Work required –
Read the data and repeat it in full, exactly.

Provided information –
◆ ◆ ◆ ◆ ◆ ◆ ◆
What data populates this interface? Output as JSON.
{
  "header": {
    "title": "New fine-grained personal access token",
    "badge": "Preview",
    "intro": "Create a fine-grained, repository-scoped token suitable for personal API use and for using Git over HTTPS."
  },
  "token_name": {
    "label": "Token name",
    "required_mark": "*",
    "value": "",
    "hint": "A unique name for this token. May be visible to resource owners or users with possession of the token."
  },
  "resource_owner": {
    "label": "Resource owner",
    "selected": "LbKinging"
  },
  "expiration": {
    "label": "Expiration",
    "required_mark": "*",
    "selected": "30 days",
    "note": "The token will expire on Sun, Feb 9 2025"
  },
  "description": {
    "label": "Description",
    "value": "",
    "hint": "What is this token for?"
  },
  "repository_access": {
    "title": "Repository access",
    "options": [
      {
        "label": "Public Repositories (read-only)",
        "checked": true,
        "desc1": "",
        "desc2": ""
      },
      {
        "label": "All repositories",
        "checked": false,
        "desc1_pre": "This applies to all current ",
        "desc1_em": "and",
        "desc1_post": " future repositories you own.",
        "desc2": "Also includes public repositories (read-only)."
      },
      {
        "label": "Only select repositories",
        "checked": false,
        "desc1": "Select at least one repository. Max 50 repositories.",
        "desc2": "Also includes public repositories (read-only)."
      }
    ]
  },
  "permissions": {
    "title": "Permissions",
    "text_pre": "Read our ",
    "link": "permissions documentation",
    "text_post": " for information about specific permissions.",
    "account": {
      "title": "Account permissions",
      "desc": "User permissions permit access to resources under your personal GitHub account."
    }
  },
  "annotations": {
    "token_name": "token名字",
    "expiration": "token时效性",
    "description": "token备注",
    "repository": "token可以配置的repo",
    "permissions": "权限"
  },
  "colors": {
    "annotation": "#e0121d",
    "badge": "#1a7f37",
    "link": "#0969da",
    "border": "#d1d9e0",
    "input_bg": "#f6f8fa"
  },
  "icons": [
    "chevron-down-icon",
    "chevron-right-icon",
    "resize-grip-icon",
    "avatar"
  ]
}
◆ ◆ ◆ ◆ ◆ ◆ ◆
Result below –
What data populates this interface? Output as JSON.
{
  "header": {
    "title": "New fine-grained personal access token",
    "badge": "Preview",
    "intro": "Create a fine-grained, repository-scoped token suitable for personal API use and for using Git over HTTPS."
  },
  "token_name": {
    "label": "Token name",
    "required_mark": "*",
    "value": "",
    "hint": "A unique name for this token. May be visible to resource owners or users with possession of the token."
  },
  "resource_owner": {
    "label": "Resource owner",
    "selected": "LbKinging"
  },
  "expiration": {
    "label": "Expiration",
    "required_mark": "*",
    "selected": "30 days",
    "note": "The token will expire on Sun, Feb 9 2025"
  },
  "description": {
    "label": "Description",
    "value": "",
    "hint": "What is this token for?"
  },
  "repository_access": {
    "title": "Repository access",
    "options": [
      {
        "label": "Public Repositories (read-only)",
        "checked": true,
        "desc1": "",
        "desc2": ""
      },
      {
        "label": "All repositories",
        "checked": false,
        "desc1_pre": "This applies to all current ",
        "desc1_em": "and",
        "desc1_post": " future repositories you own.",
        "desc2": "Also includes public repositories (read-only)."
      },
      {
        "label": "Only select repositories",
        "checked": false,
        "desc1": "Select at least one repository. Max 50 repositories.",
        "desc2": "Also includes public repositories (read-only)."
      }
    ]
  },
  "permissions": {
    "title": "Permissions",
    "text_pre": "Read our ",
    "link": "permissions documentation",
    "text_post": " for information about specific permissions.",
    "account": {
      "title": "Account permissions",
      "desc": "User permissions permit access to resources under your personal GitHub account."
    }
  },
  "annotations": {
    "token_name": "token名字",
    "expiration": "token时效性",
    "description": "token备注",
    "repository": "token可以配置的repo",
    "permissions": "权限"
  },
  "colors": {
    "annotation": "#e0121d",
    "badge": "#1a7f37",
    "link": "#0969da",
    "border": "#d1d9e0",
    "input_bg": "#f6f8fa"
  },
  "icons": [
    "chevron-down-icon",
    "chevron-right-icon",
    "resize-grip-icon",
    "avatar"
  ]
}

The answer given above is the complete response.